- _What is required_
Drop the pictures from the entries below, then reproduce the rest exactly.

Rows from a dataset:
+-------+
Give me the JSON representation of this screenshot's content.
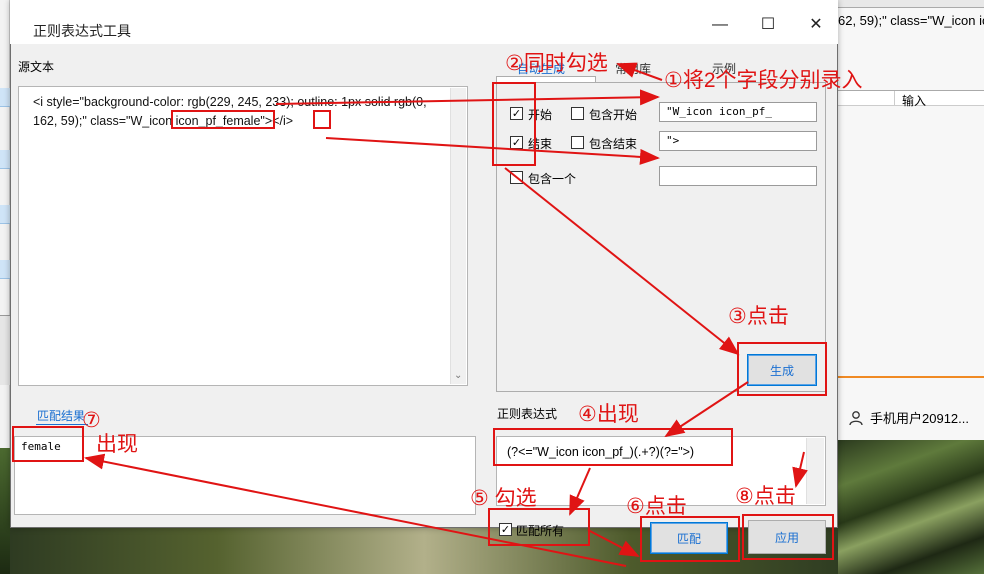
{
  "dialog": {
    "title": "正则表达式工具",
    "minimize_glyph": "—",
    "maximize_glyph": "☐",
    "close_glyph": "✕"
  },
  "source": {
    "label": "源文本",
    "text_before": "<i style=\"background-color: rgb(229, 245, 233); outline: 1px solid rgb(0, 162, 59);\" class=",
    "text_highlight_start": "\"W_icon icon_pf_",
    "text_word": "female",
    "text_highlight_end": "\">",
    "text_after": "</i>"
  },
  "tabs": [
    "自动生成",
    "常用库",
    "示例"
  ],
  "options": {
    "start_label": "开始",
    "start_checked": true,
    "include_start_label": "包含开始",
    "include_start_checked": false,
    "start_value": "\"W_icon icon_pf_",
    "end_label": "结束",
    "end_checked": true,
    "include_end_label": "包含结束",
    "include_end_checked": false,
    "end_value": "\">",
    "contains_label": "包含一个",
    "contains_checked": false,
    "contains_value": ""
  },
  "buttons": {
    "generate": "生成",
    "match": "匹配",
    "apply": "应用"
  },
  "regex": {
    "label": "正则表达式",
    "value": "(?<=\"W_icon icon_pf_)(.+?)(?=\">)"
  },
  "result": {
    "label": "匹配结果",
    "value": "female"
  },
  "match_all": {
    "label": "匹配所有",
    "checked": true
  },
  "background": {
    "right_text": "62, 59);\" class=\"W_icon ic",
    "column_header": "输入",
    "user_label": "手机用户20912..."
  },
  "annotations": {
    "a1": "①将2个字段分别录入",
    "a2": "②同时勾选",
    "a3": "③点击",
    "a4": "④出现",
    "a5": "⑤ 勾选",
    "a6": "⑥点击",
    "a7": "⑦",
    "a7b": "出现",
    "a8": "⑧点击"
  },
  "colors": {
    "annotation_red": "#e01414",
    "accent_blue": "#0078d7",
    "tab_blue": "#1a6fd1"
  }
}
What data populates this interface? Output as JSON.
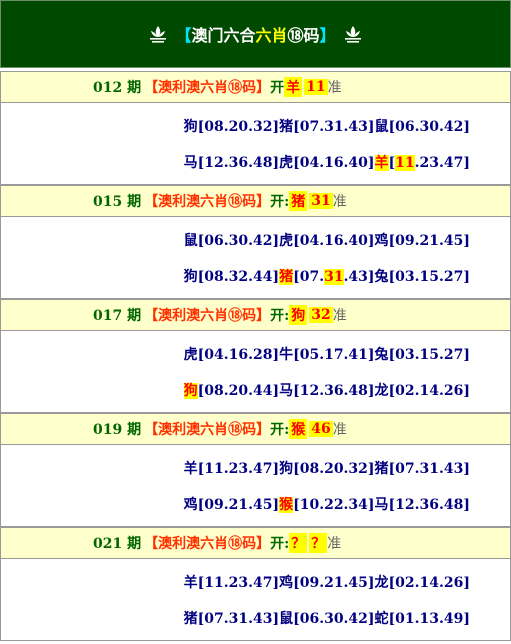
{
  "header": {
    "bracket_left": "【",
    "title_part1": "澳门六合",
    "title_part2": "六肖",
    "title_part3": "⑱码",
    "bracket_right": "】"
  },
  "sections": [
    {
      "issue": "012 期",
      "brand": "【澳利澳六肖⑱码】",
      "kai": "开",
      "result_zodiac": "羊",
      "result_number": "11",
      "zhun": "准",
      "line1": [
        {
          "t": "狗[08.20.32]"
        },
        {
          "t": "猪[07.31.43]"
        },
        {
          "t": "鼠[06.30.42]"
        }
      ],
      "line2": [
        {
          "t": "马[12.36.48]"
        },
        {
          "t": "虎[04.16.40]"
        },
        {
          "t": "羊",
          "hl": true
        },
        {
          "t": "["
        },
        {
          "t": "11",
          "hl": true
        },
        {
          "t": ".23.47]"
        }
      ]
    },
    {
      "issue": "015 期",
      "brand": "【澳利澳六肖⑱码】",
      "kai": "开:",
      "result_zodiac": "猪",
      "result_number": "31",
      "zhun": "准",
      "line1": [
        {
          "t": "鼠[06.30.42]"
        },
        {
          "t": "虎[04.16.40]"
        },
        {
          "t": "鸡[09.21.45]"
        }
      ],
      "line2": [
        {
          "t": "狗[08.32.44]"
        },
        {
          "t": "猪",
          "hl": true
        },
        {
          "t": "[07."
        },
        {
          "t": "31",
          "hl": true
        },
        {
          "t": ".43]"
        },
        {
          "t": "兔[03.15.27]"
        }
      ]
    },
    {
      "issue": "017 期",
      "brand": "【澳利澳六肖⑱码】",
      "kai": "开:",
      "result_zodiac": "狗",
      "result_number": "32",
      "zhun": "准",
      "line1": [
        {
          "t": "虎[04.16.28]"
        },
        {
          "t": "牛[05.17.41]"
        },
        {
          "t": "兔[03.15.27]"
        }
      ],
      "line2": [
        {
          "t": "狗",
          "hl": true
        },
        {
          "t": "[08.20.44]"
        },
        {
          "t": "马[12.36.48]"
        },
        {
          "t": "龙[02.14.26]"
        }
      ]
    },
    {
      "issue": "019 期",
      "brand": "【澳利澳六肖⑱码】",
      "kai": "开:",
      "result_zodiac": "猴",
      "result_number": "46",
      "zhun": "准",
      "line1": [
        {
          "t": "羊[11.23.47]"
        },
        {
          "t": "狗[08.20.32]"
        },
        {
          "t": "猪[07.31.43]"
        }
      ],
      "line2": [
        {
          "t": "鸡[09.21.45]"
        },
        {
          "t": "猴",
          "hl": true
        },
        {
          "t": "[10.22.34]"
        },
        {
          "t": "马[12.36.48]"
        }
      ]
    },
    {
      "issue": "021 期",
      "brand": "【澳利澳六肖⑱码】",
      "kai": "开:",
      "result_zodiac": "？",
      "result_number": "？",
      "zhun": "准",
      "line1": [
        {
          "t": "羊[11.23.47]"
        },
        {
          "t": "鸡[09.21.45]"
        },
        {
          "t": "龙[02.14.26]"
        }
      ],
      "line2": [
        {
          "t": "猪[07.31.43]"
        },
        {
          "t": "鼠[06.30.42]"
        },
        {
          "t": "蛇[01.13.49]"
        }
      ]
    }
  ]
}
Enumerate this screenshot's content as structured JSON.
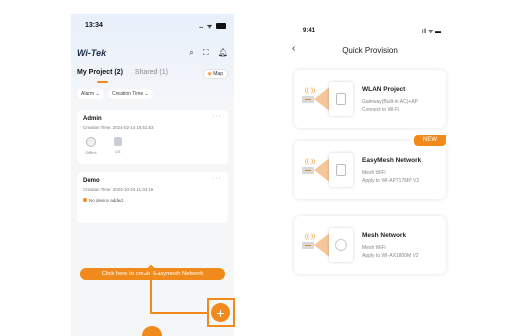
{
  "left_phone": {
    "status": {
      "time": "13:34",
      "icons": "‥ ᯤ"
    },
    "brand": {
      "logo_main": "Wi-Tek",
      "logo_dot": ""
    },
    "tabs": [
      {
        "label": "My Project (2)"
      },
      {
        "label": "Shared (1)"
      }
    ],
    "map_label": "Map",
    "filters": [
      "Alarm ⌄",
      "Creation Time ⌄"
    ],
    "projects": [
      {
        "name": "Admin",
        "creation_time": "Creation Time: 2024-02-14 16:51:53",
        "devices": [
          {
            "label": "Offline"
          },
          {
            "label": "0/1"
          }
        ]
      },
      {
        "name": "Demo",
        "creation_time": "Creation Time: 2023-10-24 11:34:16",
        "status": "No device added."
      }
    ],
    "create_button": "Click here to create Easymesh Network",
    "add_button": "+"
  },
  "right_phone": {
    "status": {
      "time": "9:41",
      "icons": "ıll ᯤ ▬"
    },
    "back_icon": "‹",
    "title": "Quick Provision",
    "options": [
      {
        "title": "WLAN Project",
        "line1": "Gateway(Built-in AC)+AP",
        "line2": "Connect to Wi-Fi"
      },
      {
        "title": "EasyMesh Network",
        "line1": "Mesh WiFi",
        "line2": "Apply to WI-AP717MP V2",
        "badge": "NEW"
      },
      {
        "title": "Mesh Network",
        "line1": "Mesh WiFi",
        "line2": "Apply to WI-AX1800M V2"
      }
    ]
  },
  "colors": {
    "accent": "#f08a1c",
    "brand_dark": "#1b2b45"
  },
  "icons": [
    "search-icon",
    "scan-icon",
    "bell-icon",
    "map-pin-icon",
    "globe-icon",
    "device-icon",
    "back-arrow-icon",
    "router-icon",
    "wifi-icon",
    "plus-icon"
  ]
}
+-------+
- _Exercise answer_
Give me the JSON representation of this screenshot's content.
{
  "dialog": {
    "title": "正则表达式工具",
    "minimize_glyph": "—",
    "maximize_glyph": "☐",
    "close_glyph": "✕"
  },
  "source": {
    "label": "源文本",
    "text_before": "<i style=\"background-color: rgb(229, 245, 233); outline: 1px solid rgb(0, 162, 59);\" class=",
    "text_highlight_start": "\"W_icon icon_pf_",
    "text_word": "female",
    "text_highlight_end": "\">",
    "text_after": "</i>"
  },
  "tabs": [
    "自动生成",
    "常用库",
    "示例"
  ],
  "options": {
    "start_label": "开始",
    "start_checked": true,
    "include_start_label": "包含开始",
    "include_start_checked": false,
    "start_value": "\"W_icon icon_pf_",
    "end_label": "结束",
    "end_checked": true,
    "include_end_label": "包含结束",
    "include_end_checked": false,
    "end_value": "\">",
    "contains_label": "包含一个",
    "contains_checked": false,
    "contains_value": ""
  },
  "buttons": {
    "generate": "生成",
    "match": "匹配",
    "apply": "应用"
  },
  "regex": {
    "label": "正则表达式",
    "value": "(?<=\"W_icon icon_pf_)(.+?)(?=\">)"
  },
  "result": {
    "label": "匹配结果",
    "value": "female"
  },
  "match_all": {
    "label": "匹配所有",
    "checked": true
  },
  "background": {
    "right_text": "62, 59);\" class=\"W_icon ic",
    "column_header": "输入",
    "user_label": "手机用户20912..."
  },
  "annotations": {
    "a1": "①将2个字段分别录入",
    "a2": "②同时勾选",
    "a3": "③点击",
    "a4": "④出现",
    "a5": "⑤ 勾选",
    "a6": "⑥点击",
    "a7": "⑦",
    "a7b": "出现",
    "a8": "⑧点击"
  },
  "colors": {
    "annotation_red": "#e01414",
    "accent_blue": "#0078d7",
    "tab_blue": "#1a6fd1"
  }
}
What data populates this interface? Output as JSON.
{
  "header": {
    "bracket_left": "【",
    "title_part1": "澳门六合",
    "title_part2": "六肖",
    "title_part3": "⑱码",
    "bracket_right": "】"
  },
  "sections": [
    {
      "issue": "012 期",
      "brand": "【澳利澳六肖⑱码】",
      "kai": "开",
      "result_zodiac": "羊",
      "result_number": "11",
      "zhun": "准",
      "line1": [
        {
          "t": "狗[08.20.32]"
        },
        {
          "t": "猪[07.31.43]"
        },
        {
          "t": "鼠[06.30.42]"
        }
      ],
      "line2": [
        {
          "t": "马[12.36.48]"
        },
        {
          "t": "虎[04.16.40]"
        },
        {
          "t": "羊",
          "hl": true
        },
        {
          "t": "["
        },
        {
          "t": "11",
          "hl": true
        },
        {
          "t": ".23.47]"
        }
      ]
    },
    {
      "issue": "015 期",
      "brand": "【澳利澳六肖⑱码】",
      "kai": "开:",
      "result_zodiac": "猪",
      "result_number": "31",
      "zhun": "准",
      "line1": [
        {
          "t": "鼠[06.30.42]"
        },
        {
          "t": "虎[04.16.40]"
        },
        {
          "t": "鸡[09.21.45]"
        }
      ],
      "line2": [
        {
          "t": "狗[08.32.44]"
        },
        {
          "t": "猪",
          "hl": true
        },
        {
          "t": "[07."
        },
        {
          "t": "31",
          "hl": true
        },
        {
          "t": ".43]"
        },
        {
          "t": "兔[03.15.27]"
        }
      ]
    },
    {
      "issue": "017 期",
      "brand": "【澳利澳六肖⑱码】",
      "kai": "开:",
      "result_zodiac": "狗",
      "result_number": "32",
      "zhun": "准",
      "line1": [
        {
          "t": "虎[04.16.28]"
        },
        {
          "t": "牛[05.17.41]"
        },
        {
          "t": "兔[03.15.27]"
        }
      ],
      "line2": [
        {
          "t": "狗",
          "hl": true
        },
        {
          "t": "[08.20.44]"
        },
        {
          "t": "马[12.36.48]"
        },
        {
          "t": "龙[02.14.26]"
        }
      ]
    },
    {
      "issue": "019 期",
      "brand": "【澳利澳六肖⑱码】",
      "kai": "开:",
      "result_zodiac": "猴",
      "result_number": "46",
      "zhun": "准",
      "line1": [
        {
          "t": "羊[11.23.47]"
        },
        {
          "t": "狗[08.20.32]"
        },
        {
          "t": "猪[07.31.43]"
        }
      ],
      "line2": [
        {
          "t": "鸡[09.21.45]"
        },
        {
          "t": "猴",
          "hl": true
        },
        {
          "t": "[10.22.34]"
        },
        {
          "t": "马[12.36.48]"
        }
      ]
    },
    {
      "issue": "021 期",
      "brand": "【澳利澳六肖⑱码】",
      "kai": "开:",
      "result_zodiac": "？",
      "result_number": "？",
      "zhun": "准",
      "line1": [
        {
          "t": "羊[11.23.47]"
        },
        {
          "t": "鸡[09.21.45]"
        },
        {
          "t": "龙[02.14.26]"
        }
      ],
      "line2": [
        {
          "t": "猪[07.31.43]"
        },
        {
          "t": "鼠[06.30.42]"
        },
        {
          "t": "蛇[01.13.49]"
        }
      ]
    }
  ]
}
Enumerate this screenshot's content as structured JSON.
{
  "left_phone": {
    "status": {
      "time": "13:34",
      "icons": "‥ ᯤ"
    },
    "brand": {
      "logo_main": "Wi-Tek",
      "logo_dot": ""
    },
    "tabs": [
      {
        "label": "My Project (2)"
      },
      {
        "label": "Shared (1)"
      }
    ],
    "map_label": "Map",
    "filters": [
      "Alarm ⌄",
      "Creation Time ⌄"
    ],
    "projects": [
      {
        "name": "Admin",
        "creation_time": "Creation Time: 2024-02-14 16:51:53",
        "devices": [
          {
            "label": "Offline"
          },
          {
            "label": "0/1"
          }
        ]
      },
      {
        "name": "Demo",
        "creation_time": "Creation Time: 2023-10-24 11:34:16",
        "status": "No device added."
      }
    ],
    "create_button": "Click here to create Easymesh Network",
    "add_button": "+"
  },
  "right_phone": {
    "status": {
      "time": "9:41",
      "icons": "ıll ᯤ ▬"
    },
    "back_icon": "‹",
    "title": "Quick Provision",
    "options": [
      {
        "title": "WLAN Project",
        "line1": "Gateway(Built-in AC)+AP",
        "line2": "Connect to Wi-Fi"
      },
      {
        "title": "EasyMesh Network",
        "line1": "Mesh WiFi",
        "line2": "Apply to WI-AP717MP V2",
        "badge": "NEW"
      },
      {
        "title": "Mesh Network",
        "line1": "Mesh WiFi",
        "line2": "Apply to WI-AX1800M V2"
      }
    ]
  },
  "colors": {
    "accent": "#f08a1c",
    "brand_dark": "#1b2b45"
  },
  "icons": [
    "search-icon",
    "scan-icon",
    "bell-icon",
    "map-pin-icon",
    "globe-icon",
    "device-icon",
    "back-arrow-icon",
    "router-icon",
    "wifi-icon",
    "plus-icon"
  ]
}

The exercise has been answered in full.